Take the listing and print it in full, exactly as given.

* [Data shown]:
————————

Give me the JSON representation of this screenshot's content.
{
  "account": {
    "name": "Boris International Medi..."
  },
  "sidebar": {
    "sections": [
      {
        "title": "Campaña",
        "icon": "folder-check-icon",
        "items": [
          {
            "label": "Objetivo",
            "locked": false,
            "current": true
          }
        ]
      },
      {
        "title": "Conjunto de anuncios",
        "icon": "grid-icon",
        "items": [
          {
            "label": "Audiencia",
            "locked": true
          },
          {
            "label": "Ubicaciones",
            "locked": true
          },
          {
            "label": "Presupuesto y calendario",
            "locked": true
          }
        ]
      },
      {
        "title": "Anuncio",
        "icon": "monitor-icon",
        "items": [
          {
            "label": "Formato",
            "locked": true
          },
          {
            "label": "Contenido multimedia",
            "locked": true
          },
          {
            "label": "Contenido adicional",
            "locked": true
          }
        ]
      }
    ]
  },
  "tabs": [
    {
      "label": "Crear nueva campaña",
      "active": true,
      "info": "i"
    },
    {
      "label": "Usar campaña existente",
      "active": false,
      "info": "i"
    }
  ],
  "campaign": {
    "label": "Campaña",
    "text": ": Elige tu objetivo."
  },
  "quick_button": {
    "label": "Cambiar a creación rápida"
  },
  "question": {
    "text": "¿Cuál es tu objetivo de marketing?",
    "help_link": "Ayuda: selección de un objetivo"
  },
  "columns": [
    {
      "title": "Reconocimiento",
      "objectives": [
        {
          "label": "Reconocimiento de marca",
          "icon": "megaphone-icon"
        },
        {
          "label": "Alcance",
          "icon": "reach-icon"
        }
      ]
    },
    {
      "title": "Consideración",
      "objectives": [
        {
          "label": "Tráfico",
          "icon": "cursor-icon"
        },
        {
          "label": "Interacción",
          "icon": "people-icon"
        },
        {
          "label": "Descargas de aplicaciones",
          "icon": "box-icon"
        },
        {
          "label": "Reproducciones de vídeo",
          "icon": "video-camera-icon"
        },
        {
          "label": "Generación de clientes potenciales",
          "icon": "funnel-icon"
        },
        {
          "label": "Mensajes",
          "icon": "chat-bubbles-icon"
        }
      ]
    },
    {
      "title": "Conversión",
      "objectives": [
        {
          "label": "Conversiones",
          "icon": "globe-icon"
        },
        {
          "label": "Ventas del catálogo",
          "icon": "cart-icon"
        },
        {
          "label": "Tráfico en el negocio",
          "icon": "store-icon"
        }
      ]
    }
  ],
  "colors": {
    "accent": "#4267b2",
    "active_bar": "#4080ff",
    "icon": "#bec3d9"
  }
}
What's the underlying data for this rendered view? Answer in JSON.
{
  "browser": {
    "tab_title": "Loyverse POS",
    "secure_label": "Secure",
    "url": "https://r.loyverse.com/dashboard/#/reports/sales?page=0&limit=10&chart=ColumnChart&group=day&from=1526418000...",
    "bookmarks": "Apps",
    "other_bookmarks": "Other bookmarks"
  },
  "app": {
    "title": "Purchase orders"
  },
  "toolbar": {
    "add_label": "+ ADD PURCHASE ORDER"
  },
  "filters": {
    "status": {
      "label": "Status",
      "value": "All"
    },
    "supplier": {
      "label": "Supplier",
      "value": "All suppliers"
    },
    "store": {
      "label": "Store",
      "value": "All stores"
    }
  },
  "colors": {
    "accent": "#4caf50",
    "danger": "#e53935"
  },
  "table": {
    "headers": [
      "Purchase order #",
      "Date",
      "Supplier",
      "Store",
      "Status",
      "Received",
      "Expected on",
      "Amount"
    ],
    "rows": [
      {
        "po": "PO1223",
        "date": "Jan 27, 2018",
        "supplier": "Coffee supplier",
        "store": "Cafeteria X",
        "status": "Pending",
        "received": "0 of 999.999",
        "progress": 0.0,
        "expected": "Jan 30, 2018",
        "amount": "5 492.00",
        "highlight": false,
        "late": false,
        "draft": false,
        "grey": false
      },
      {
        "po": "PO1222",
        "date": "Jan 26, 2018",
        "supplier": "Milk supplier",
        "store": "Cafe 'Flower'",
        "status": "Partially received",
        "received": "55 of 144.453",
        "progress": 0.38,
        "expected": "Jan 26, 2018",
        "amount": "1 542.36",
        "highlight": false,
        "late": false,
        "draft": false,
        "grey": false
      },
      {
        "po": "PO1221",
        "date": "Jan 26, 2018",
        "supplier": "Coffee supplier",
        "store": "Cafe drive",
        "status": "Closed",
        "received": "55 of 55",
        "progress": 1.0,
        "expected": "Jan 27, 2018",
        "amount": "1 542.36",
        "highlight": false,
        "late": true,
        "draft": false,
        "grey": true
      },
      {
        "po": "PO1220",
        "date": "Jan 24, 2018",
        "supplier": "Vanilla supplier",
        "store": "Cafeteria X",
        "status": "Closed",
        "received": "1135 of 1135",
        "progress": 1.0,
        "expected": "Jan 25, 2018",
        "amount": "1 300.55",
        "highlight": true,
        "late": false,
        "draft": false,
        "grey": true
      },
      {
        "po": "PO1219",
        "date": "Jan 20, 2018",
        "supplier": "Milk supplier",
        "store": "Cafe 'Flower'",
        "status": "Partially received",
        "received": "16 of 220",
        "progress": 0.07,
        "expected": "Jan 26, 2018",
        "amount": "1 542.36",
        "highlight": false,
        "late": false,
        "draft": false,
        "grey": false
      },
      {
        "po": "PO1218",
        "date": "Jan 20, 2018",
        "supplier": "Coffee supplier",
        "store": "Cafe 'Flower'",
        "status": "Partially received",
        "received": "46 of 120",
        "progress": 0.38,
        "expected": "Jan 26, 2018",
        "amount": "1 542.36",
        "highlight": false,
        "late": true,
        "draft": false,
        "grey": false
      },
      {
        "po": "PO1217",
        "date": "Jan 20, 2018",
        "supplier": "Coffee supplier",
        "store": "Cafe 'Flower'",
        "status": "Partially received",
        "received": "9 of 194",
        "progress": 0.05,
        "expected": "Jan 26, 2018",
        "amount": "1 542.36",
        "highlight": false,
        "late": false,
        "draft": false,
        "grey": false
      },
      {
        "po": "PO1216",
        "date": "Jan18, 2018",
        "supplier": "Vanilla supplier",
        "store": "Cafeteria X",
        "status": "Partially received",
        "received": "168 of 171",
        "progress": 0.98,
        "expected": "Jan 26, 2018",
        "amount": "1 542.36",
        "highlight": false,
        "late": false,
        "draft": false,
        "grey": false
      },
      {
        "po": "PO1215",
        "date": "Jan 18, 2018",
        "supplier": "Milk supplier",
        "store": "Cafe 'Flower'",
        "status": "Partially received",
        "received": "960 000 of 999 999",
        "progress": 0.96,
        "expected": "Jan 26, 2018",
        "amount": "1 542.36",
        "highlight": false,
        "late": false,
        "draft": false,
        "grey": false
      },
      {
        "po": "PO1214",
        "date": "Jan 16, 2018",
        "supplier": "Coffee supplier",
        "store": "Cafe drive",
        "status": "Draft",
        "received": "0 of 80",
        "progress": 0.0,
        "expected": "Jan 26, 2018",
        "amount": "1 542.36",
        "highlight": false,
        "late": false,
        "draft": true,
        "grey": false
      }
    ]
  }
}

————————

* [Reply]:
Give me the JSON representation of this screenshot's content.
{
  "account": {
    "name": "Boris International Medi..."
  },
  "sidebar": {
    "sections": [
      {
        "title": "Campaña",
        "icon": "folder-check-icon",
        "items": [
          {
            "label": "Objetivo",
            "locked": false,
            "current": true
          }
        ]
      },
      {
        "title": "Conjunto de anuncios",
        "icon": "grid-icon",
        "items": [
          {
            "label": "Audiencia",
            "locked": true
          },
          {
            "label": "Ubicaciones",
            "locked": true
          },
          {
            "label": "Presupuesto y calendario",
            "locked": true
          }
        ]
      },
      {
        "title": "Anuncio",
        "icon": "monitor-icon",
        "items": [
          {
            "label": "Formato",
            "locked": true
          },
          {
            "label": "Contenido multimedia",
            "locked": true
          },
          {
            "label": "Contenido adicional",
            "locked": true
          }
        ]
      }
    ]
  },
  "tabs": [
    {
      "label": "Crear nueva campaña",
      "active": true,
      "info": "i"
    },
    {
      "label": "Usar campaña existente",
      "active": false,
      "info": "i"
    }
  ],
  "campaign": {
    "label": "Campaña",
    "text": ": Elige tu objetivo."
  },
  "quick_button": {
    "label": "Cambiar a creación rápida"
  },
  "question": {
    "text": "¿Cuál es tu objetivo de marketing?",
    "help_link": "Ayuda: selección de un objetivo"
  },
  "columns": [
    {
      "title": "Reconocimiento",
      "objectives": [
        {
          "label": "Reconocimiento de marca",
          "icon": "megaphone-icon"
        },
        {
          "label": "Alcance",
          "icon": "reach-icon"
        }
      ]
    },
    {
      "title": "Consideración",
      "objectives": [
        {
          "label": "Tráfico",
          "icon": "cursor-icon"
        },
        {
          "label": "Interacción",
          "icon": "people-icon"
        },
        {
          "label": "Descargas de aplicaciones",
          "icon": "box-icon"
        },
        {
          "label": "Reproducciones de vídeo",
          "icon": "video-camera-icon"
        },
        {
          "label": "Generación de clientes potenciales",
          "icon": "funnel-icon"
        },
        {
          "label": "Mensajes",
          "icon": "chat-bubbles-icon"
        }
      ]
    },
    {
      "title": "Conversión",
      "objectives": [
        {
          "label": "Conversiones",
          "icon": "globe-icon"
        },
        {
          "label": "Ventas del catálogo",
          "icon": "cart-icon"
        },
        {
          "label": "Tráfico en el negocio",
          "icon": "store-icon"
        }
      ]
    }
  ],
  "colors": {
    "accent": "#4267b2",
    "active_bar": "#4080ff",
    "icon": "#bec3d9"
  }
}
What's the underlying data for this rendered view? Answer in JSON.
{
  "browser": {
    "tab_title": "Loyverse POS",
    "secure_label": "Secure",
    "url": "https://r.loyverse.com/dashboard/#/reports/sales?page=0&limit=10&chart=ColumnChart&group=day&from=1526418000...",
    "bookmarks": "Apps",
    "other_bookmarks": "Other bookmarks"
  },
  "app": {
    "title": "Purchase orders"
  },
  "toolbar": {
    "add_label": "+ ADD PURCHASE ORDER"
  },
  "filters": {
    "status": {
      "label": "Status",
      "value": "All"
    },
    "supplier": {
      "label": "Supplier",
      "value": "All suppliers"
    },
    "store": {
      "label": "Store",
      "value": "All stores"
    }
  },
  "colors": {
    "accent": "#4caf50",
    "danger": "#e53935"
  },
  "table": {
    "headers": [
      "Purchase order #",
      "Date",
      "Supplier",
      "Store",
      "Status",
      "Received",
      "Expected on",
      "Amount"
    ],
    "rows": [
      {
        "po": "PO1223",
        "date": "Jan 27, 2018",
        "supplier": "Coffee supplier",
        "store": "Cafeteria X",
        "status": "Pending",
        "received": "0 of 999.999",
        "progress": 0.0,
        "expected": "Jan 30, 2018",
        "amount": "5 492.00",
        "highlight": false,
        "late": false,
        "draft": false,
        "grey": false
      },
      {
        "po": "PO1222",
        "date": "Jan 26, 2018",
        "supplier": "Milk supplier",
        "store": "Cafe 'Flower'",
        "status": "Partially received",
        "received": "55 of 144.453",
        "progress": 0.38,
        "expected": "Jan 26, 2018",
        "amount": "1 542.36",
        "highlight": false,
        "late": false,
        "draft": false,
        "grey": false
      },
      {
        "po": "PO1221",
        "date": "Jan 26, 2018",
        "supplier": "Coffee supplier",
        "store": "Cafe drive",
        "status": "Closed",
        "received": "55 of 55",
        "progress": 1.0,
        "expected": "Jan 27, 2018",
        "amount": "1 542.36",
        "highlight": false,
        "late": true,
        "draft": false,
        "grey": true
      },
      {
        "po": "PO1220",
        "date": "Jan 24, 2018",
        "supplier": "Vanilla supplier",
        "store": "Cafeteria X",
        "status": "Closed",
        "received": "1135 of 1135",
        "progress": 1.0,
        "expected": "Jan 25, 2018",
        "amount": "1 300.55",
        "highlight": true,
        "late": false,
        "draft": false,
        "grey": true
      },
      {
        "po": "PO1219",
        "date": "Jan 20, 2018",
        "supplier": "Milk supplier",
        "store": "Cafe 'Flower'",
        "status": "Partially received",
        "received": "16 of 220",
        "progress": 0.07,
        "expected": "Jan 26, 2018",
        "amount": "1 542.36",
        "highlight": false,
        "late": false,
        "draft": false,
        "grey": false
      },
      {
        "po": "PO1218",
        "date": "Jan 20, 2018",
        "supplier": "Coffee supplier",
        "store": "Cafe 'Flower'",
        "status": "Partially received",
        "received": "46 of 120",
        "progress": 0.38,
        "expected": "Jan 26, 2018",
        "amount": "1 542.36",
        "highlight": false,
        "late": true,
        "draft": false,
        "grey": false
      },
      {
        "po": "PO1217",
        "date": "Jan 20, 2018",
        "supplier": "Coffee supplier",
        "store": "Cafe 'Flower'",
        "status": "Partially received",
        "received": "9 of 194",
        "progress": 0.05,
        "expected": "Jan 26, 2018",
        "amount": "1 542.36",
        "highlight": false,
        "late": false,
        "draft": false,
        "grey": false
      },
      {
        "po": "PO1216",
        "date": "Jan18, 2018",
        "supplier": "Vanilla supplier",
        "store": "Cafeteria X",
        "status": "Partially received",
        "received": "168 of 171",
        "progress": 0.98,
        "expected": "Jan 26, 2018",
        "amount": "1 542.36",
        "highlight": false,
        "late": false,
        "draft": false,
        "grey": false
      },
      {
        "po": "PO1215",
        "date": "Jan 18, 2018",
        "supplier": "Milk supplier",
        "store": "Cafe 'Flower'",
        "status": "Partially received",
        "received": "960 000 of 999 999",
        "progress": 0.96,
        "expected": "Jan 26, 2018",
        "amount": "1 542.36",
        "highlight": false,
        "late": false,
        "draft": false,
        "grey": false
      },
      {
        "po": "PO1214",
        "date": "Jan 16, 2018",
        "supplier": "Coffee supplier",
        "store": "Cafe drive",
        "status": "Draft",
        "received": "0 of 80",
        "progress": 0.0,
        "expected": "Jan 26, 2018",
        "amount": "1 542.36",
        "highlight": false,
        "late": false,
        "draft": true,
        "grey": false
      }
    ]
  }
}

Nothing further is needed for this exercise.